# [Your goal]
Where does the string "androgena" appear in the records? Copy every line that contains it.

# [Record excerpts]

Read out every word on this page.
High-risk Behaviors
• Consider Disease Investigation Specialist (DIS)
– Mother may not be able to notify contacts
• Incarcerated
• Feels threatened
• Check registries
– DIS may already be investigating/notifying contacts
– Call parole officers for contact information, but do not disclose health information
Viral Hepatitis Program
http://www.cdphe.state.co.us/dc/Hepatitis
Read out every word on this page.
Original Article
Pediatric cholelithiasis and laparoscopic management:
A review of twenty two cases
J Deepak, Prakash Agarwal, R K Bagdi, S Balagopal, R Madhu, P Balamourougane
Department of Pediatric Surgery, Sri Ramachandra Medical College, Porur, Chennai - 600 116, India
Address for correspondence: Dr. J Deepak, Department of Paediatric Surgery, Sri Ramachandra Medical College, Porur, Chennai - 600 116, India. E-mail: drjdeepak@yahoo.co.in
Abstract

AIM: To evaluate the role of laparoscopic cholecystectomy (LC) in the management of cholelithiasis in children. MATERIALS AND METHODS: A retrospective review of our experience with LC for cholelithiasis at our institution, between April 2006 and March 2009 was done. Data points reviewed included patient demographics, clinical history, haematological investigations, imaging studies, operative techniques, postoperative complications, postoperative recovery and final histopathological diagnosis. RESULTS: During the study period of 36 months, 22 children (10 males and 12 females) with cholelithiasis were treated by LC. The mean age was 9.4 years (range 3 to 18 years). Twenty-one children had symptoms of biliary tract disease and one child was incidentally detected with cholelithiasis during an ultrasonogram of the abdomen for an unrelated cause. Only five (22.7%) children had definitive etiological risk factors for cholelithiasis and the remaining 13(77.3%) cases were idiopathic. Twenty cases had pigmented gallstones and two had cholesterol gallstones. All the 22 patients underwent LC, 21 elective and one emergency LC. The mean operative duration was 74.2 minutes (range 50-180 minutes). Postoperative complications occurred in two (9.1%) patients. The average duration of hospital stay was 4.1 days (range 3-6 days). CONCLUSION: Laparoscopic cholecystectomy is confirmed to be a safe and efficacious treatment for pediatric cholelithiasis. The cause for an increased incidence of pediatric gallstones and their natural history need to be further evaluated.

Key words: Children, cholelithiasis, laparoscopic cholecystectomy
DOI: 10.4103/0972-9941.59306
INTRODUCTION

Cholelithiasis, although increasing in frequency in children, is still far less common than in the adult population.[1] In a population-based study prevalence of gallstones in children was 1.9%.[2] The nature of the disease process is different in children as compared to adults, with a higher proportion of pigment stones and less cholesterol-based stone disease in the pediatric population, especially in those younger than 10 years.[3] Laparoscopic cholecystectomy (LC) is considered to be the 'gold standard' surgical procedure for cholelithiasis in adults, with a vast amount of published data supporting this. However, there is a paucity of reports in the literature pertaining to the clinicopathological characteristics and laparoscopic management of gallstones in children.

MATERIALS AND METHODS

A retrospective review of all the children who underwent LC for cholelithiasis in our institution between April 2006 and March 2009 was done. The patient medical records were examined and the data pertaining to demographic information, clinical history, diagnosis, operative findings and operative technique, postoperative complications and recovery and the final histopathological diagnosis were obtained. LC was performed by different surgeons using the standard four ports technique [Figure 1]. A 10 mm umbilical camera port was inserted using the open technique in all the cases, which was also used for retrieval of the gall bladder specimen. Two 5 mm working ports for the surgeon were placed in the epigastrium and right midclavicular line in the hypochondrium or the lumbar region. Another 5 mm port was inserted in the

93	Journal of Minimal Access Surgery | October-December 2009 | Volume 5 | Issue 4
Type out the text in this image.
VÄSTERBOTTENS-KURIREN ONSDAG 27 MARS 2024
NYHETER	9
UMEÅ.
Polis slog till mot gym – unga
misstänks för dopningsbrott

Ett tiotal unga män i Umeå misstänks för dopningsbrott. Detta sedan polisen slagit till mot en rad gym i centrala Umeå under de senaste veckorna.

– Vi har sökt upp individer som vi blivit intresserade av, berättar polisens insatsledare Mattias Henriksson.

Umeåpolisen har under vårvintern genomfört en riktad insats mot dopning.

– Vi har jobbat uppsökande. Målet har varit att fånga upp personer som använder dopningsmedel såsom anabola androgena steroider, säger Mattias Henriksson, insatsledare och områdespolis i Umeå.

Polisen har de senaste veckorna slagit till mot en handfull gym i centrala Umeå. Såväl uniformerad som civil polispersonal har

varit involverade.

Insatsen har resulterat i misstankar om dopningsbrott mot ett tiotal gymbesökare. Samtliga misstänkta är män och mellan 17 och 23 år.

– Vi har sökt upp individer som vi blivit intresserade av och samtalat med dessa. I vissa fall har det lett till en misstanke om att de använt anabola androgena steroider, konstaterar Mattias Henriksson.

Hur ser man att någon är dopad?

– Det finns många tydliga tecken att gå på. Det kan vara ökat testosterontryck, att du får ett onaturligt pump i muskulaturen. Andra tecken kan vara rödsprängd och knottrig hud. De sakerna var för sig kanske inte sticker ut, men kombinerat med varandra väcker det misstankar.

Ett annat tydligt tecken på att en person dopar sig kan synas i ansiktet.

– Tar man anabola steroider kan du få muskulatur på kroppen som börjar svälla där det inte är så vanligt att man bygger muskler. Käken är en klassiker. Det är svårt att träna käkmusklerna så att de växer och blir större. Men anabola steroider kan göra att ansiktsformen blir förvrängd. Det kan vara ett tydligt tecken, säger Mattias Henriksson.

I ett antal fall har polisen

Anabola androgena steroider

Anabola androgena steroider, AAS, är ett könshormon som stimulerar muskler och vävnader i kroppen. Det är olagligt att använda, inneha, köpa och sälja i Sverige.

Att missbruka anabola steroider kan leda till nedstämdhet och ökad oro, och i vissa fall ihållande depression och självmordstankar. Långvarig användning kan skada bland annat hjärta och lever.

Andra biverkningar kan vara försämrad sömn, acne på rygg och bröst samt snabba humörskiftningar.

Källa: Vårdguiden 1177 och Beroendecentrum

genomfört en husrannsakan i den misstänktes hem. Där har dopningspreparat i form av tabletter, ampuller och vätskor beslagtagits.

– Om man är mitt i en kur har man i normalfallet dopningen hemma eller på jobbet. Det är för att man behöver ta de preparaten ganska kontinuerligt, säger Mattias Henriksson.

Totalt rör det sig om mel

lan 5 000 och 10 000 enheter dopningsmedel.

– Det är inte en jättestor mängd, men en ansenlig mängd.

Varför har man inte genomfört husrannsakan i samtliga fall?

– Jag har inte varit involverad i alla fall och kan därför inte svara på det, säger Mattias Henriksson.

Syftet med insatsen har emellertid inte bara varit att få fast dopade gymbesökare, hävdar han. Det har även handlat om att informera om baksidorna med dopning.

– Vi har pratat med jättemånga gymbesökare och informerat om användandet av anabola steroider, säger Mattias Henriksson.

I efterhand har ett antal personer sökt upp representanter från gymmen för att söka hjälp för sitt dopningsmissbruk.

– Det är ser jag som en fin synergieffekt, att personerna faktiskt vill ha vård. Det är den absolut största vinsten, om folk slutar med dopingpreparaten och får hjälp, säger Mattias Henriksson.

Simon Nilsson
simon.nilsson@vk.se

# [Response area]
– Vi har jobbat uppsökande. Målet har varit att fånga upp personer som använder dopningsmedel såsom anabola androgena steroider, säger Mattias Henriksson, insatsledare och områdespolis i Umeå.
– Vi har sökt upp individer som vi blivit intresserade av och samtalat med dessa. I vissa fall har det lett till en misstanke om att de använt anabola androgena steroider, konstaterar Mattias Henriksson.
Anabola androgena steroider
Anabola androgena steroider, AAS, är ett könshormon som stimulerar muskler och vävnader i kroppen. Det är olagligt att använda, inneha, köpa och sälja i Sverige.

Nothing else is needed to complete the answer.